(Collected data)
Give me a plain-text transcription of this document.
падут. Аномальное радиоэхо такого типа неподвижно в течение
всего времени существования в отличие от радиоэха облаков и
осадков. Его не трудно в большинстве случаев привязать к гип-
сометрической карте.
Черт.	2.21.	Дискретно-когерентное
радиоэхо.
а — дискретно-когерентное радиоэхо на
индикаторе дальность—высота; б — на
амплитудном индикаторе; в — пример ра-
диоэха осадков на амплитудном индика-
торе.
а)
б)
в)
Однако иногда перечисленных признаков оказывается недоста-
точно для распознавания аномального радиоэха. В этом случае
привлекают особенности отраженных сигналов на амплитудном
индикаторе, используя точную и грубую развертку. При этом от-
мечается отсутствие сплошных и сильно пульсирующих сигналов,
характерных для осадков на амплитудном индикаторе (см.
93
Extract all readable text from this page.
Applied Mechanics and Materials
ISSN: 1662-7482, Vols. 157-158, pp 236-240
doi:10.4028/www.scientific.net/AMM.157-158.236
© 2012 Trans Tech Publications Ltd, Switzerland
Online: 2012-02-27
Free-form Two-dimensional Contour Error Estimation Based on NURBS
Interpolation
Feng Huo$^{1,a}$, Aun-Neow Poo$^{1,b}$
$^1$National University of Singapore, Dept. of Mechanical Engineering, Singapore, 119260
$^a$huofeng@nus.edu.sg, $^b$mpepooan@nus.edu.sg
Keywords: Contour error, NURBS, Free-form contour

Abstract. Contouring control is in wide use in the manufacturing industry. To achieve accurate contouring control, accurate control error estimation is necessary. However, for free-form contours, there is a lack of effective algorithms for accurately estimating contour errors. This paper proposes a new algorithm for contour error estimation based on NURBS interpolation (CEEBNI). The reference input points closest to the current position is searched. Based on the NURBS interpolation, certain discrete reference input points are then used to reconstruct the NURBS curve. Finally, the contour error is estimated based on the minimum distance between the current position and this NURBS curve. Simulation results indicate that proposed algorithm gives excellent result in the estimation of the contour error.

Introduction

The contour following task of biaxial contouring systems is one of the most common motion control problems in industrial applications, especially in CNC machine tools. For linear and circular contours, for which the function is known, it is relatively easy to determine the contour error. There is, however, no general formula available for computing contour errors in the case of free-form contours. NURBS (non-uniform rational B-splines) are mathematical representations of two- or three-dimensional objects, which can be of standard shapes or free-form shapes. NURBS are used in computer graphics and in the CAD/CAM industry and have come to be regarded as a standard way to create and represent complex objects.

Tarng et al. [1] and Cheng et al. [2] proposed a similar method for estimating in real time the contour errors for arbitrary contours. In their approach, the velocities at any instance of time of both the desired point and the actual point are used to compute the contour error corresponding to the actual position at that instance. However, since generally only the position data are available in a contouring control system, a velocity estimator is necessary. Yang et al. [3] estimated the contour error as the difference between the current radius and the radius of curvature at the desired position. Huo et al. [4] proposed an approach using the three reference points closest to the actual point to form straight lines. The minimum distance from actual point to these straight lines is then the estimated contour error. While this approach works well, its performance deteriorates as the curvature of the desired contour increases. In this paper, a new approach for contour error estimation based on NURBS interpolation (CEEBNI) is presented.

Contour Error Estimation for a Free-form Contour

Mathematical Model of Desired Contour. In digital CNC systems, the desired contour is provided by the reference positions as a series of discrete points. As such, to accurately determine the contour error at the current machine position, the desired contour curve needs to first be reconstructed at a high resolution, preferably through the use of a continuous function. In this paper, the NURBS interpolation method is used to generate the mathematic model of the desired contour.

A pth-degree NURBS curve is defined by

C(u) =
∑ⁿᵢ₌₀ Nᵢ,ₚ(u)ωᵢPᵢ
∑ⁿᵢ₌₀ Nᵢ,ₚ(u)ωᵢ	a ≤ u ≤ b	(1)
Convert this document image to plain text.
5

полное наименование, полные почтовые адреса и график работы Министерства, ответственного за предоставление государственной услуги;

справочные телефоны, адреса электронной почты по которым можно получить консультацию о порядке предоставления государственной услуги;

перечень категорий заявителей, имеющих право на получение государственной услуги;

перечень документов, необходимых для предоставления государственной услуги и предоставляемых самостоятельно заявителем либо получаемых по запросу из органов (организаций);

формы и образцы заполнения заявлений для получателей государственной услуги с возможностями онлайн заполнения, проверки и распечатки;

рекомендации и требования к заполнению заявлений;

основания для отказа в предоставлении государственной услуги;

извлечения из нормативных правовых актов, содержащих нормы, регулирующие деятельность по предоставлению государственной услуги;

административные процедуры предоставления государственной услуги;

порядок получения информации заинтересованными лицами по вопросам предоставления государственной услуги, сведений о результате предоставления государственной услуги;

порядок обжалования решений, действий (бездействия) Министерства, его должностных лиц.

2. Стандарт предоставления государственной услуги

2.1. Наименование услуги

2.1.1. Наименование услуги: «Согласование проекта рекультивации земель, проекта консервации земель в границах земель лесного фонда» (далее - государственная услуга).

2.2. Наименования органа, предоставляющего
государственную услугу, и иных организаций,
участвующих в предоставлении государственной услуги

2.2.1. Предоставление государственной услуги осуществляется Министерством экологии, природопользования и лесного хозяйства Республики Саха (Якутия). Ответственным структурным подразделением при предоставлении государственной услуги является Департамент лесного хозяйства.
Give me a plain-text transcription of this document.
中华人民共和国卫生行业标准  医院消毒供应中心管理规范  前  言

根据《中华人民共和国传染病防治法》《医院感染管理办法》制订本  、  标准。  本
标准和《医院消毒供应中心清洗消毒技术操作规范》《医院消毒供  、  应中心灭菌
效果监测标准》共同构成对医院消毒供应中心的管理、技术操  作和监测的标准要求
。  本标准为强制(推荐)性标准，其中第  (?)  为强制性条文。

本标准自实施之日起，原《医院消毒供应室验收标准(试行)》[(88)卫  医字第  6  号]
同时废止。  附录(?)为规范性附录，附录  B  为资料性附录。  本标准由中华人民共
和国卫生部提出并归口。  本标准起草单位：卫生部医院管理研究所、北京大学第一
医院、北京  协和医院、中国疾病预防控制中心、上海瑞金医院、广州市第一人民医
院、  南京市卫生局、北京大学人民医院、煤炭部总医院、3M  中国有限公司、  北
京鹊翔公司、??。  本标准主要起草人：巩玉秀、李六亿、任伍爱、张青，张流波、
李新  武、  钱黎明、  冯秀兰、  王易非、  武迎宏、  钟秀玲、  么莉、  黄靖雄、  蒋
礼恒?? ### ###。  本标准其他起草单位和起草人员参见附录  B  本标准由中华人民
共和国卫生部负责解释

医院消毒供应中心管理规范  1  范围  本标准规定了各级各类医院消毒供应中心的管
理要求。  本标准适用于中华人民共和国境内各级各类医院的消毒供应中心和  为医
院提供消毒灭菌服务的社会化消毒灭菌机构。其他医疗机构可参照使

## What is expected
Tally up the lines of the listing containing the word "предоставлении". Give only the total.

## Problem solution
3